**Objective:** Exactly reproduce the lines beginning with the line that includes "Read the values" and ending with the last line of the data.

Figure dataset records
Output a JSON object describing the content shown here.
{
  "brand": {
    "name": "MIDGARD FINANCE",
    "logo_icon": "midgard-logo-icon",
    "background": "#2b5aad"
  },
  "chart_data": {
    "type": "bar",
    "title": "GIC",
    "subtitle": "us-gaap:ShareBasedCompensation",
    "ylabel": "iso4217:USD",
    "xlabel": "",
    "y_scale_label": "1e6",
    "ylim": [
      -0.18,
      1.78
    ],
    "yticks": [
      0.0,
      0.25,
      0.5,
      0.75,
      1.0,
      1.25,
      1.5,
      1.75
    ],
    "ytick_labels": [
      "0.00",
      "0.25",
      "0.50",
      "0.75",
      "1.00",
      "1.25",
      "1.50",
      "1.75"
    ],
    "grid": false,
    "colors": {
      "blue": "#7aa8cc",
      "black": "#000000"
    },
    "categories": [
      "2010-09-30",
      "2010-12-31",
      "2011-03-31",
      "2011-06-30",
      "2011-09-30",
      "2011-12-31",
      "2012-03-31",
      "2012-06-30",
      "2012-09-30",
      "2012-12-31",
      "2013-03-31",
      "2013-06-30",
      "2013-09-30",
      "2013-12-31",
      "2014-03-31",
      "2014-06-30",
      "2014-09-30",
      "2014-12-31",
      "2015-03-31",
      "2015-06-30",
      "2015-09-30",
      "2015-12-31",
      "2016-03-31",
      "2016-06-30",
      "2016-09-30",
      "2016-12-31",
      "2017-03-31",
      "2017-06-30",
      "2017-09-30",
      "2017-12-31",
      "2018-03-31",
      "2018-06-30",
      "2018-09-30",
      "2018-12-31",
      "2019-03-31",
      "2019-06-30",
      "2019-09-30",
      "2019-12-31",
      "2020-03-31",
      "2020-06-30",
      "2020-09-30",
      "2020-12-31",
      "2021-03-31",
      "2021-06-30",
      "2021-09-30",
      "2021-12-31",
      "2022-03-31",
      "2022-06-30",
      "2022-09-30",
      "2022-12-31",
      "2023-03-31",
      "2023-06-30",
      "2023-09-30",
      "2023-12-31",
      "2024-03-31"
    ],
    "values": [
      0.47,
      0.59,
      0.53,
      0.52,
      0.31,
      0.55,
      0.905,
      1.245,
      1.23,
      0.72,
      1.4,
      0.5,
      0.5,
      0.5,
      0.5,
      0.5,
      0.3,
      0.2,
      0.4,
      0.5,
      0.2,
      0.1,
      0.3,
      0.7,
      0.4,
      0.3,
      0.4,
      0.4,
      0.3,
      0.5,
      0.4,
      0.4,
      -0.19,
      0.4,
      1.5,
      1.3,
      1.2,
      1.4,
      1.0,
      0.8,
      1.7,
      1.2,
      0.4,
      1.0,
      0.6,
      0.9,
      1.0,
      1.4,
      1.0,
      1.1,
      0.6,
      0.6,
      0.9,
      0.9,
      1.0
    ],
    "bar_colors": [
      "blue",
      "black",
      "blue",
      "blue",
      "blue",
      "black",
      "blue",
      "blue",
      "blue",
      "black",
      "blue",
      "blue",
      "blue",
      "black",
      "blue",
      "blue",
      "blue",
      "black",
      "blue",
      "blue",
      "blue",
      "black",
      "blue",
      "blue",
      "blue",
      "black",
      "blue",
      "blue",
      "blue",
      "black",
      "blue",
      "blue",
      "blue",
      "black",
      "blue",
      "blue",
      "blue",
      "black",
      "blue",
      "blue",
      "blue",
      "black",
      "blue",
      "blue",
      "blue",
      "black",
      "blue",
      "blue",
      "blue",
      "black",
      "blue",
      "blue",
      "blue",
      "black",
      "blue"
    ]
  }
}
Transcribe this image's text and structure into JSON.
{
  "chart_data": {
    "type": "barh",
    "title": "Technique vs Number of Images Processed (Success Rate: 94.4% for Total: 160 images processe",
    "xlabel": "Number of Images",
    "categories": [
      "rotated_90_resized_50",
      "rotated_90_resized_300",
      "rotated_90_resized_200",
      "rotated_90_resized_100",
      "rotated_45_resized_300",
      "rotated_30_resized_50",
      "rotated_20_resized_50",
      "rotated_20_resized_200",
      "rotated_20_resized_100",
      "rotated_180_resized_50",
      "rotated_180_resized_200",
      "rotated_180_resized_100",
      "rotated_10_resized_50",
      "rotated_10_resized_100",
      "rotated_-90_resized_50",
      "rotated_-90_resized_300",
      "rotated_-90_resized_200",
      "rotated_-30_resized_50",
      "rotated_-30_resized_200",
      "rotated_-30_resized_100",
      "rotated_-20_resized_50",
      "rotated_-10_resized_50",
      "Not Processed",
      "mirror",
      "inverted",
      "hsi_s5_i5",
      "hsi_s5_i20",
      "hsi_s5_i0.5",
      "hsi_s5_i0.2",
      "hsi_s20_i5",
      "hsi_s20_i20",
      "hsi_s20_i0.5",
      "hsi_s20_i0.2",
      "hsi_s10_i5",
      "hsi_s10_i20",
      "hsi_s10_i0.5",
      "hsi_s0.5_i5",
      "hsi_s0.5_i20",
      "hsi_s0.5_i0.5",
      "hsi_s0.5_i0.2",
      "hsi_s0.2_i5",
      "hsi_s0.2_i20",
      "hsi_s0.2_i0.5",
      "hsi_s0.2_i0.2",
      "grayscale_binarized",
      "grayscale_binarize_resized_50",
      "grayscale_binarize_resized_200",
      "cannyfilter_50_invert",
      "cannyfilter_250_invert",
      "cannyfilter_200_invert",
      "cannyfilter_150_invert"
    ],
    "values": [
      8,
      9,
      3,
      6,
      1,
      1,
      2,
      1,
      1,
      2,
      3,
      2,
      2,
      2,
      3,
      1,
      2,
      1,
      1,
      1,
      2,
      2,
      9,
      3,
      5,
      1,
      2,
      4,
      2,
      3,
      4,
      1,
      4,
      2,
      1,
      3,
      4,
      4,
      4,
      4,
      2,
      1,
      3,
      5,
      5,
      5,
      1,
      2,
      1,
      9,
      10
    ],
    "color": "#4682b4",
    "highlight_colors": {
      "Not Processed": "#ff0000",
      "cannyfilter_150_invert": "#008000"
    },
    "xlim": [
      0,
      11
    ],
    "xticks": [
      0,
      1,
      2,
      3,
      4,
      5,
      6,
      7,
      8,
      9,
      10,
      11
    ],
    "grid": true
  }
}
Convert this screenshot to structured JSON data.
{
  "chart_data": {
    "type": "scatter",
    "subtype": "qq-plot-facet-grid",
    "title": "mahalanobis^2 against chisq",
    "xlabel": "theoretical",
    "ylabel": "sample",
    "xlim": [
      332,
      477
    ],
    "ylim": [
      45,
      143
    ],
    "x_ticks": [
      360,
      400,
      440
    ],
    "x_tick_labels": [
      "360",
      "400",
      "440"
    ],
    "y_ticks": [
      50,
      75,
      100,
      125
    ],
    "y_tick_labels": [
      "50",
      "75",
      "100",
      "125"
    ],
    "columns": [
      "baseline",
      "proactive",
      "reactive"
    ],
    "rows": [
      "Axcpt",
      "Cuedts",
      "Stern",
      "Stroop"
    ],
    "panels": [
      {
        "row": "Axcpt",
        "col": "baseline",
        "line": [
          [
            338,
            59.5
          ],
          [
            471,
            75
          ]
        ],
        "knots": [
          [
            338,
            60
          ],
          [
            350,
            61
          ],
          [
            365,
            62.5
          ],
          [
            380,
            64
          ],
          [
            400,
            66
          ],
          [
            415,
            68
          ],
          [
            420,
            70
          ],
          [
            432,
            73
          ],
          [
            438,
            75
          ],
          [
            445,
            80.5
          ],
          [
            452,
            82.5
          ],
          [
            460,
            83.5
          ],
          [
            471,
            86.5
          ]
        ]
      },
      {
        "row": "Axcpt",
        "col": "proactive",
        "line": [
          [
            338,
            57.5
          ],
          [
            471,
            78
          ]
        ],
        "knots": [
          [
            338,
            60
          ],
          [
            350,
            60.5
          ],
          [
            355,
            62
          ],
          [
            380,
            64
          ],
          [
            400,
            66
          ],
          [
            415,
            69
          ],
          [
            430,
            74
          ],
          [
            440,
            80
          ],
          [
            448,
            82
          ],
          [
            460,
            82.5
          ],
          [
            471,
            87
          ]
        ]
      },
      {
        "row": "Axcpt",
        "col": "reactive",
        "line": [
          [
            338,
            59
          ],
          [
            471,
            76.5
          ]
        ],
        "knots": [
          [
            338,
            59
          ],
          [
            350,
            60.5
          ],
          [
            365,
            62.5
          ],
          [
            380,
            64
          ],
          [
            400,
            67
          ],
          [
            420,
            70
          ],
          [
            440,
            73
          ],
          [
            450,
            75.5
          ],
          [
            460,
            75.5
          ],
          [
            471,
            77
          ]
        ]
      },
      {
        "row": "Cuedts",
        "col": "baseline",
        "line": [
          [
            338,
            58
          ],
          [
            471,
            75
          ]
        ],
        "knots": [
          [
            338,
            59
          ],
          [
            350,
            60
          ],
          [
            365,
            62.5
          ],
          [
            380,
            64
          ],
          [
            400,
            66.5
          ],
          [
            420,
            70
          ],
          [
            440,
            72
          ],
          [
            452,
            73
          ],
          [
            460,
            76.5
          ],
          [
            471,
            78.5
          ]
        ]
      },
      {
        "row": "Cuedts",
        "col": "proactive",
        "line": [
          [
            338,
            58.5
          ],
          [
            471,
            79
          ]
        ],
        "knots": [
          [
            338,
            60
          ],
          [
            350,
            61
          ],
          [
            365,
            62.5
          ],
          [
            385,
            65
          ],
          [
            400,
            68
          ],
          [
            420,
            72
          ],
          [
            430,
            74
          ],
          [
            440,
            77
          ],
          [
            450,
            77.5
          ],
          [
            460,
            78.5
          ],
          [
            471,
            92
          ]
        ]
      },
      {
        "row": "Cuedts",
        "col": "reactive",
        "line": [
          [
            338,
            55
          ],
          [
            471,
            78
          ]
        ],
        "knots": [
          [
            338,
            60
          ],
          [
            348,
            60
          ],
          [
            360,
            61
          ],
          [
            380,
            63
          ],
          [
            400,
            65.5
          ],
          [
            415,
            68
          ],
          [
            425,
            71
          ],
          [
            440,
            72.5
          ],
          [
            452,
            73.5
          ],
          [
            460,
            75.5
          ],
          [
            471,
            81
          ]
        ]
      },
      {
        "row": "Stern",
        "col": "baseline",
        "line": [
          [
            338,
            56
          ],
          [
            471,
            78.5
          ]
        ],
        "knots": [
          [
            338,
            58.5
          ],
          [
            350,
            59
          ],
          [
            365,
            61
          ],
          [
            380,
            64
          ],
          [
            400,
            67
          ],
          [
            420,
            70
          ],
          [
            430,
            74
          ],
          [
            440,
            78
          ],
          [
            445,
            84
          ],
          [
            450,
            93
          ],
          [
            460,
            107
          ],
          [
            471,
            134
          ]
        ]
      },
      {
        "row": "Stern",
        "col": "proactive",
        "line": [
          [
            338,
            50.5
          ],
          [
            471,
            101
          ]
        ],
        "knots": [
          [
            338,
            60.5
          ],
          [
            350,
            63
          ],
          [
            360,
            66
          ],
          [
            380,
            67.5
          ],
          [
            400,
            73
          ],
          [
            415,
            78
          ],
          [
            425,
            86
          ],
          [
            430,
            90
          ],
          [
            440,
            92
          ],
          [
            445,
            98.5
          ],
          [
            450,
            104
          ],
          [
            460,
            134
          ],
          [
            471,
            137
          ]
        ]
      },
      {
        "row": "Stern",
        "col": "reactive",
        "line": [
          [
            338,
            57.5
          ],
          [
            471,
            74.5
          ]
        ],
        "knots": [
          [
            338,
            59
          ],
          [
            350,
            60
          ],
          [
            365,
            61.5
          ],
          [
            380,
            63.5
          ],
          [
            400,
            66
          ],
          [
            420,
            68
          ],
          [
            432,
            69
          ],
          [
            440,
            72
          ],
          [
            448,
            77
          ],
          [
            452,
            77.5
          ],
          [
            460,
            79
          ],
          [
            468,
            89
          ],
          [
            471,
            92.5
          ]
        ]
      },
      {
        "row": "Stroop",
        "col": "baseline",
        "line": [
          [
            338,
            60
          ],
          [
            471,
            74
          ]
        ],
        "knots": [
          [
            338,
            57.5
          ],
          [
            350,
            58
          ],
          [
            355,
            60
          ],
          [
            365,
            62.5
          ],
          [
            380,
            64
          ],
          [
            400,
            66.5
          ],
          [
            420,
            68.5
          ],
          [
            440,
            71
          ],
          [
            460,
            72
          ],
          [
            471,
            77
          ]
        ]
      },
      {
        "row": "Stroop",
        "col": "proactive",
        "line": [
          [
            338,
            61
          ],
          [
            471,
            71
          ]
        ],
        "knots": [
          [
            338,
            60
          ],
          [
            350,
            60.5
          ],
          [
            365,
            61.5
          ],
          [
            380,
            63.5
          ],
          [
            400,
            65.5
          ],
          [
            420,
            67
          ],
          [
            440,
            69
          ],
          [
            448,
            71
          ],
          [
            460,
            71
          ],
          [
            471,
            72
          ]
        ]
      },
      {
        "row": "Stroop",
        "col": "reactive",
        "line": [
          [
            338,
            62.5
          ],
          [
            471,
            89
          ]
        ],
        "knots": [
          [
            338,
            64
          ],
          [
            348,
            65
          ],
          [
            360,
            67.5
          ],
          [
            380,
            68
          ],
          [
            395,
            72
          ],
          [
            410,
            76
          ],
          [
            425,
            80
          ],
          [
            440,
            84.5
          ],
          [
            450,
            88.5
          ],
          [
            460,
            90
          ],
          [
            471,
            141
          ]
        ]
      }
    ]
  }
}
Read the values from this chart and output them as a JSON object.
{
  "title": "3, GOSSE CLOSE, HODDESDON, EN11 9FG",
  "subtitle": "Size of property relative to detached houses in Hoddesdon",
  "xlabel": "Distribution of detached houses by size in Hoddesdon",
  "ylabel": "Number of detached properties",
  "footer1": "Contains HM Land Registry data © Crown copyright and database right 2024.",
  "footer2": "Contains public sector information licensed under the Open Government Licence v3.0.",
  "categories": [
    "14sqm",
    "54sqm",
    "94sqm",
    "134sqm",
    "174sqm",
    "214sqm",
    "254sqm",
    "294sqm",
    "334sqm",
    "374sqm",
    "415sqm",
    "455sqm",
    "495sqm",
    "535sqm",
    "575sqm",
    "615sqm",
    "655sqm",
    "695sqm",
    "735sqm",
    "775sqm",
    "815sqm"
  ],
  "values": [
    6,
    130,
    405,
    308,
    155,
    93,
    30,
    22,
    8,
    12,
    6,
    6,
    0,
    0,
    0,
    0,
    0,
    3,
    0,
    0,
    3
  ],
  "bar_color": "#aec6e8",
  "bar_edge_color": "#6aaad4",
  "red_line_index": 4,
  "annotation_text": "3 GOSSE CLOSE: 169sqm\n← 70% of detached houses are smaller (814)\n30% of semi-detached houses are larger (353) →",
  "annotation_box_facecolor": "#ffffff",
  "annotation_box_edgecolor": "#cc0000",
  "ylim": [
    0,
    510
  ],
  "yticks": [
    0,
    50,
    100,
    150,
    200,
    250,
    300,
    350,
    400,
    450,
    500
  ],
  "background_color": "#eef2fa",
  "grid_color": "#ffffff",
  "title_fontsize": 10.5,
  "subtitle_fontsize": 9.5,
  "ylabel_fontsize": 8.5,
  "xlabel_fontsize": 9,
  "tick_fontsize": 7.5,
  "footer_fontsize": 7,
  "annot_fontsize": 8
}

**The result:**
Read the values from this chart and output them as a JSON object.
{
  "title": "3, GOSSE CLOSE, HODDESDON, EN11 9FG",
  "subtitle": "Size of property relative to detached houses in Hoddesdon",
  "xlabel": "Distribution of detached houses by size in Hoddesdon",
  "ylabel": "Number of detached properties",
  "footer1": "Contains HM Land Registry data © Crown copyright and database right 2024.",
  "footer2": "Contains public sector information licensed under the Open Government Licence v3.0.",
  "categories": [
    "14sqm",
    "54sqm",
    "94sqm",
    "134sqm",
    "174sqm",
    "214sqm",
    "254sqm",
    "294sqm",
    "334sqm",
    "374sqm",
    "415sqm",
    "455sqm",
    "495sqm",
    "535sqm",
    "575sqm",
    "615sqm",
    "655sqm",
    "695sqm",
    "735sqm",
    "775sqm",
    "815sqm"
  ],
  "values": [
    6,
    130,
    405,
    308,
    155,
    93,
    30,
    22,
    8,
    12,
    6,
    6,
    0,
    0,
    0,
    0,
    0,
    3,
    0,
    0,
    3
  ],
  "bar_color": "#aec6e8",
  "bar_edge_color": "#6aaad4",
  "red_line_index": 4,
  "annotation_text": "3 GOSSE CLOSE: 169sqm\n← 70% of detached houses are smaller (814)\n30% of semi-detached houses are larger (353) →",
  "annotation_box_facecolor": "#ffffff",
  "annotation_box_edgecolor": "#cc0000",
  "ylim": [
    0,
    510
  ],
  "yticks": [
    0,
    50,
    100,
    150,
    200,
    250,
    300,
    350,
    400,
    450,
    500
  ],
  "background_color": "#eef2fa",
  "grid_color": "#ffffff",
  "title_fontsize": 10.5,
  "subtitle_fontsize": 9.5,
  "ylabel_fontsize": 8.5,
  "xlabel_fontsize": 9,
  "tick_fontsize": 7.5,
  "footer_fontsize": 7,
  "annot_fontsize": 8
}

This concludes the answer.